**The exercise:**
Check each line of the records for "models"; collect those that have it.

#### Source material ####

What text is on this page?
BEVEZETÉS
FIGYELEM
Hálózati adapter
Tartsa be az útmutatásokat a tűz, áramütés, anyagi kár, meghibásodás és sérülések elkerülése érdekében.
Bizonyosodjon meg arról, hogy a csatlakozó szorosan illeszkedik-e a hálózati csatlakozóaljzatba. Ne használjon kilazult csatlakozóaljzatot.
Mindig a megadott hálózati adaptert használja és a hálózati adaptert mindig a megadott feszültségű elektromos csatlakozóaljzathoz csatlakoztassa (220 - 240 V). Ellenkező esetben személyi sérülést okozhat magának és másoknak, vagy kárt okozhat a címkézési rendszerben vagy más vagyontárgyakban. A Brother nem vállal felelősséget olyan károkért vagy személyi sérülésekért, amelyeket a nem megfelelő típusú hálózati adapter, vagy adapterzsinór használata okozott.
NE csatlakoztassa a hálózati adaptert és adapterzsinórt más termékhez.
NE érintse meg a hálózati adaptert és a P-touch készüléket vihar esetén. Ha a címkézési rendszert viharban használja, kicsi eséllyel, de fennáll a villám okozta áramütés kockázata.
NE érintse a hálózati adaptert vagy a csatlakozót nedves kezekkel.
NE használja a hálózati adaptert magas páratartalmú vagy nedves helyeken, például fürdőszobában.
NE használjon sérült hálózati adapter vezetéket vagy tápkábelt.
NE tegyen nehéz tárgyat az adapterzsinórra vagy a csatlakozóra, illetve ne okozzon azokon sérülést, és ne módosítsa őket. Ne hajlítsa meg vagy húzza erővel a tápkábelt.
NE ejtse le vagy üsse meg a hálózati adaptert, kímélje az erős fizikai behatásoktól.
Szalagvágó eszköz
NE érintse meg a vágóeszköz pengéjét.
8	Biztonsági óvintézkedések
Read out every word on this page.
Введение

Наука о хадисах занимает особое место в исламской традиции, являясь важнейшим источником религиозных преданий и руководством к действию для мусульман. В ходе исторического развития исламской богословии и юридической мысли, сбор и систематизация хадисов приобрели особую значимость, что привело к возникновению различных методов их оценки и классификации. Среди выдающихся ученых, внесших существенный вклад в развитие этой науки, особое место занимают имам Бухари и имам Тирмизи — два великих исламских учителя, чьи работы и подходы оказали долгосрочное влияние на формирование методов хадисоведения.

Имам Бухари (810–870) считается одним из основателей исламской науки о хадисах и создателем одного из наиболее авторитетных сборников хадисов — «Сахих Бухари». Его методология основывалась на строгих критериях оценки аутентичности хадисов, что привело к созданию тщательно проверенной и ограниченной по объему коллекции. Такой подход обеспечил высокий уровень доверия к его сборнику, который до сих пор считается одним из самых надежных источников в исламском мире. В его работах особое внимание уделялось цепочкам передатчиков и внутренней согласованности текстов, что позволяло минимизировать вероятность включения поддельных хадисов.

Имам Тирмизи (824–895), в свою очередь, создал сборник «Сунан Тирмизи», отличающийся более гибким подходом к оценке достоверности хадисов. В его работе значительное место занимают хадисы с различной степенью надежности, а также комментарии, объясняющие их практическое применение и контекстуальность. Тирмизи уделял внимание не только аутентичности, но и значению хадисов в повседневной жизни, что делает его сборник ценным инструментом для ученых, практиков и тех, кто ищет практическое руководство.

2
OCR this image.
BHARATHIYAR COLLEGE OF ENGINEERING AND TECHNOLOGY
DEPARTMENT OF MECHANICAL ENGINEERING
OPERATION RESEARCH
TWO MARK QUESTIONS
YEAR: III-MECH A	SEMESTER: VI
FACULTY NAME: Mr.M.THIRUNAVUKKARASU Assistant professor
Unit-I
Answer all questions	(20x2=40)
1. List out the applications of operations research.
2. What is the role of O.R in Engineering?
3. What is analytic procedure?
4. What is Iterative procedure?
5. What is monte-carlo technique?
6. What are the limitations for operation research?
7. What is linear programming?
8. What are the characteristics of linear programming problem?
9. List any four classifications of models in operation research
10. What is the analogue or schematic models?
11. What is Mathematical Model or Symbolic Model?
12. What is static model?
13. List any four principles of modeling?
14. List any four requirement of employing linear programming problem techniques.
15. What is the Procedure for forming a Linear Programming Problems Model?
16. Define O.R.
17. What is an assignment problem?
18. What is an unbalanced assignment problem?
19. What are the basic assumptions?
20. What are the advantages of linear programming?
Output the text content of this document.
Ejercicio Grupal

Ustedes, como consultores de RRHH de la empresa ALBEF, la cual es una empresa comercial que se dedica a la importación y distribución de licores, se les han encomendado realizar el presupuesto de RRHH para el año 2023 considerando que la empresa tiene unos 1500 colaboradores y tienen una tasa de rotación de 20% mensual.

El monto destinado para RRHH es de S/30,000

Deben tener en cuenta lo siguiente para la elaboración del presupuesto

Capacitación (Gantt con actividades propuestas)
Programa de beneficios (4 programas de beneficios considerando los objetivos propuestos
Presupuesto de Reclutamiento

####

**Task solution:**
9. List any four classifications of models in operation research
10. What is the analogue or schematic models?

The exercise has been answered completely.